Task to carry out
Repeat each line of the material below exactly as it appears, minus any pictures.

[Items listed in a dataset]
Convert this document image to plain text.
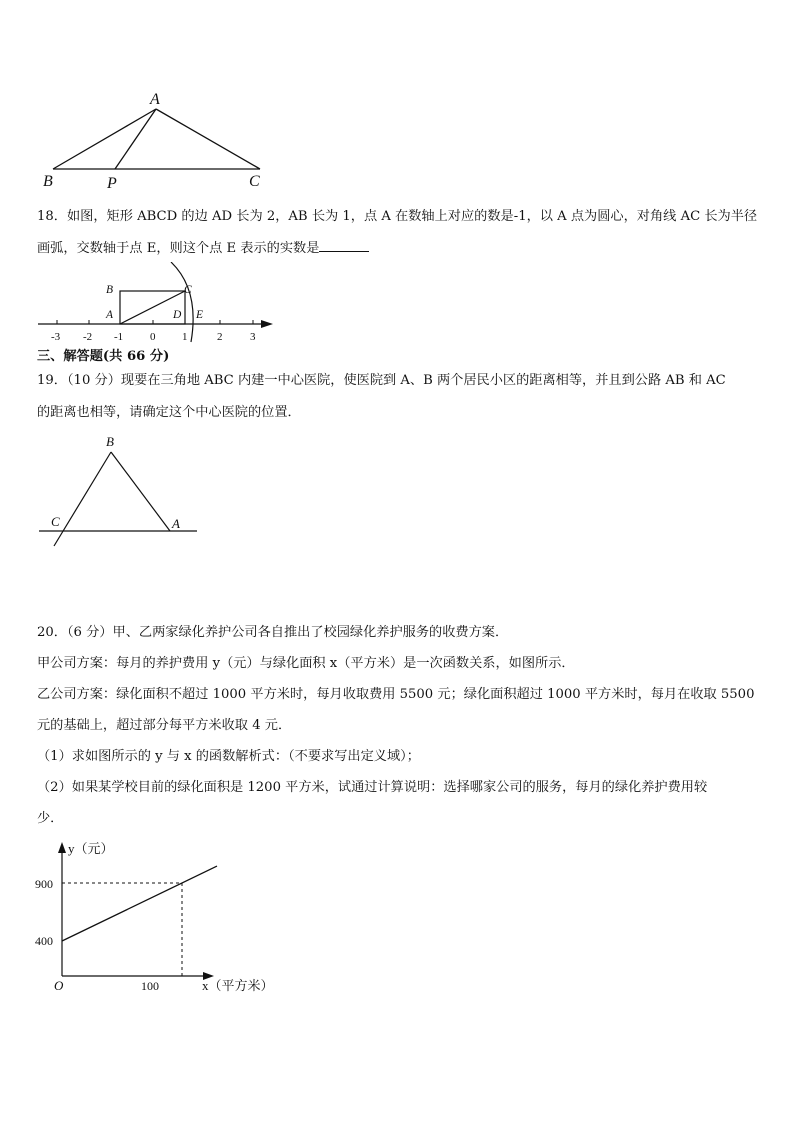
A
B	P	C
18．如图，矩形 ABCD 的边 AD 长为 2，AB 长为 1，点 A 在数轴上对应的数是-1，以 A 点为圆心，对角线 AC 长为半径
画弧，交数轴于点 E，则这个点 E 表示的实数是
B	C
A	D E
-3 -2 -1 0 1	2	3
三、解答题(共 66 分)
19．（10 分）现要在三角地 ABC 内建一中心医院，使医院到 A、B 两个居民小区的距离相等，并且到公路 AB 和 AC
的距离也相等，请确定这个中心医院的位置．
B
C	A
20．（6 分）甲、乙两家绿化养护公司各自推出了校园绿化养护服务的收费方案．
甲公司方案：每月的养护费用 y（元）与绿化面积 x（平方米）是一次函数关系，如图所示．
乙公司方案：绿化面积不超过 1000 平方米时，每月收取费用 5500 元；绿化面积超过 1000 平方米时，每月在收取 5500
元的基础上，超过部分每平方米收取 4 元．
（1）求如图所示的 y 与 x 的函数解析式：（不要求写出定义域）；
（2）如果某学校目前的绿化面积是 1200 平方米，试通过计算说明：选择哪家公司的服务，每月的绿化养护费用较
少．
y（元）
x（平方米）
O
900
400
100
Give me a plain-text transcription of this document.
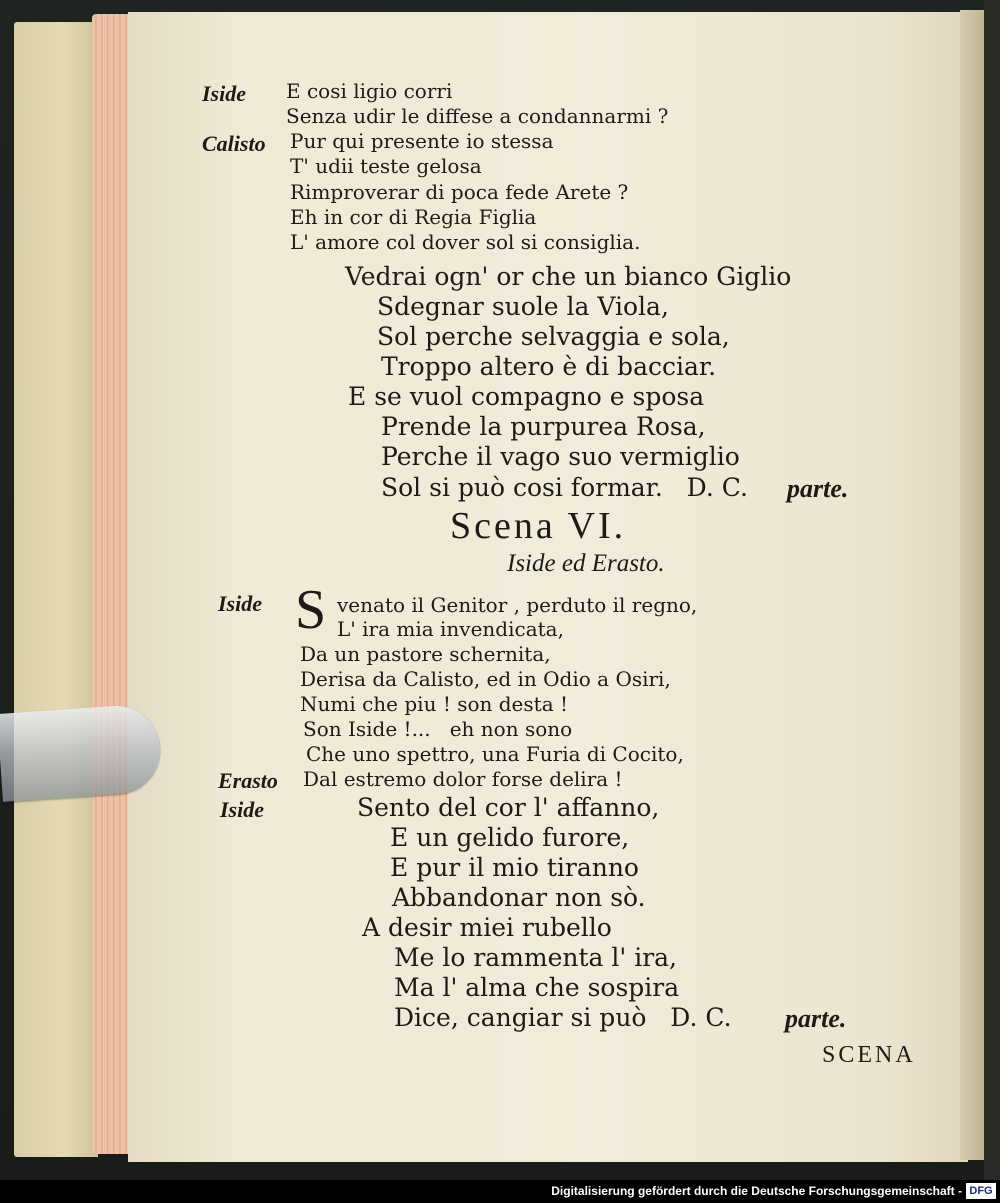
Iside E cosi ligio corri
Senza udir le diffese a condannarmi ?
Calisto Pur qui presente io stessa
T' udii teste gelosa
Rimproverar di poca fede Arete ?
Eh in cor di Regia Figlia
L' amore col dover sol si consiglia.
Vedrai ogn' or che un bianco Giglio
Sdegnar suole la Viola,
Sol perche selvaggia e sola,
Troppo altero è di bacciar.
E se vuol compagno e sposa
Prende la purpurea Rosa,
Perche il vago suo vermiglio
Sol si può cosi formar.   D. C. parte.
Scena VI.
Iside ed Erasto.
Iside S venato il Genitor , perduto il regno,
L' ira mia invendicata,
Da un pastore schernita,
Derisa da Calisto, ed in Odio a Osiri,
Numi che piu ! son desta !
Son Iside !...   eh non sono
Che uno spettro, una Furia di Cocito,
Erasto Dal estremo dolor forse delira !
Iside	Sento del cor l' affanno,
E un gelido furore,
E pur il mio tiranno
Abbandonar non sò.
A desir miei rubello
Me lo rammenta l' ira,
Ma l' alma che sospira
Dice, cangiar si può   D. C. parte.
SCENA
Digitalisierung gefördert durch die Deutsche Forschungsgemeinschaft - DFG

Response below
Convert this document image to plain text.
A
B	P	C
18．如图，矩形 ABCD 的边 AD 长为 2，AB 长为 1，点 A 在数轴上对应的数是-1，以 A 点为圆心，对角线 AC 长为半径
画弧，交数轴于点 E，则这个点 E 表示的实数是
B	C
A	D E
-3 -2 -1 0 1	2	3
三、解答题(共 66 分)
19．（10 分）现要在三角地 ABC 内建一中心医院，使医院到 A、B 两个居民小区的距离相等，并且到公路 AB 和 AC
的距离也相等，请确定这个中心医院的位置．
B
C	A
20．（6 分）甲、乙两家绿化养护公司各自推出了校园绿化养护服务的收费方案．
甲公司方案：每月的养护费用 y（元）与绿化面积 x（平方米）是一次函数关系，如图所示．
乙公司方案：绿化面积不超过 1000 平方米时，每月收取费用 5500 元；绿化面积超过 1000 平方米时，每月在收取 5500
元的基础上，超过部分每平方米收取 4 元．
（1）求如图所示的 y 与 x 的函数解析式：（不要求写出定义域）；
（2）如果某学校目前的绿化面积是 1200 平方米，试通过计算说明：选择哪家公司的服务，每月的绿化养护费用较
少．
y（元）
x（平方米）
O
900
400
100
Give me a plain-text transcription of this document.
Iside E cosi ligio corri
Senza udir le diffese a condannarmi ?
Calisto Pur qui presente io stessa
T' udii teste gelosa
Rimproverar di poca fede Arete ?
Eh in cor di Regia Figlia
L' amore col dover sol si consiglia.
Vedrai ogn' or che un bianco Giglio
Sdegnar suole la Viola,
Sol perche selvaggia e sola,
Troppo altero è di bacciar.
E se vuol compagno e sposa
Prende la purpurea Rosa,
Perche il vago suo vermiglio
Sol si può cosi formar.   D. C. parte.
Scena VI.
Iside ed Erasto.
Iside S venato il Genitor , perduto il regno,
L' ira mia invendicata,
Da un pastore schernita,
Derisa da Calisto, ed in Odio a Osiri,
Numi che piu ! son desta !
Son Iside !...   eh non sono
Che uno spettro, una Furia di Cocito,
Erasto Dal estremo dolor forse delira !
Iside	Sento del cor l' affanno,
E un gelido furore,
E pur il mio tiranno
Abbandonar non sò.
A desir miei rubello
Me lo rammenta l' ira,
Ma l' alma che sospira
Dice, cangiar si può   D. C. parte.
SCENA
Digitalisierung gefördert durch die Deutsche Forschungsgemeinschaft - DFG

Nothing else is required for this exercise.